(Extracted records)
[START]
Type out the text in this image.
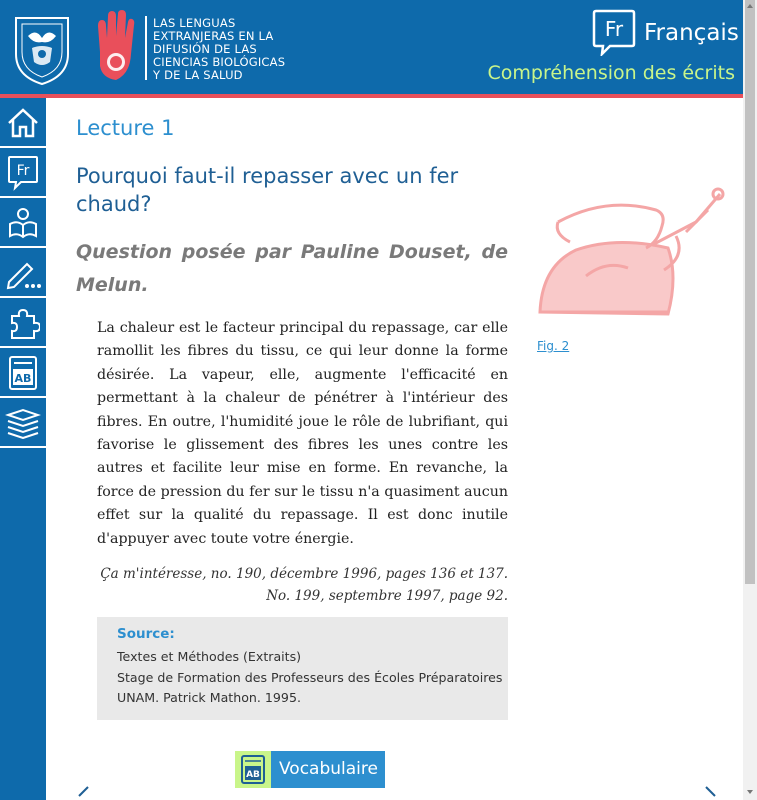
LAS LENGUAS
EXTRANJERAS EN LA
DIFUSIÓN DE LAS
CIENCIAS BIOLÓGICAS
Y DE LA SALUD
Fr Français
Compréhension des écrits
Fr
AB
Lecture 1
Pourquoi faut-il repasser avec un fer chaud?
Question posée par Pauline Douset, de Melun.
La chaleur est le facteur principal du repassage, car elle ramollit les fibres du tissu, ce qui leur donne la forme désirée. La vapeur, elle, augmente l'efficacité en permettant à la chaleur de pénétrer à l'intérieur des fibres. En outre, l'humidité joue le rôle de lubrifiant, qui favorise le glissement des fibres les unes contre les autres et facilite leur mise en forme. En revanche, la force de pression du fer sur le tissu n'a quasiment aucun effet sur la qualité du repassage. Il est donc inutile d'appuyer avec toute votre énergie.
Ça m'intéresse, no. 190, décembre 1996, pages 136 et 137.
No. 199, septembre 1997, page 92.
Source:
Textes et Méthodes (Extraits)
Stage de Formation des Professeurs des Écoles Préparatoires
UNAM. Patrick Mathon. 1995.
AB Vocabulaire
Fig. 2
[END]
■ **The exercise**: Each record above should come back exactly the same, only without its pictures.

■ **Task result**:
Type out the text in this image.
LAS LENGUAS
EXTRANJERAS EN LA
DIFUSIÓN DE LAS
CIENCIAS BIOLÓGICAS
Y DE LA SALUD
Fr Français
Compréhension des écrits
Fr
AB
Lecture 1
Pourquoi faut-il repasser avec un fer chaud?
Question posée par Pauline Douset, de Melun.
La chaleur est le facteur principal du repassage, car elle ramollit les fibres du tissu, ce qui leur donne la forme désirée. La vapeur, elle, augmente l'efficacité en permettant à la chaleur de pénétrer à l'intérieur des fibres. En outre, l'humidité joue le rôle de lubrifiant, qui favorise le glissement des fibres les unes contre les autres et facilite leur mise en forme. En revanche, la force de pression du fer sur le tissu n'a quasiment aucun effet sur la qualité du repassage. Il est donc inutile d'appuyer avec toute votre énergie.
Ça m'intéresse, no. 190, décembre 1996, pages 136 et 137.
No. 199, septembre 1997, page 92.
Source:
Textes et Méthodes (Extraits)
Stage de Formation des Professeurs des Écoles Préparatoires
UNAM. Patrick Mathon. 1995.
AB Vocabulaire
Fig. 2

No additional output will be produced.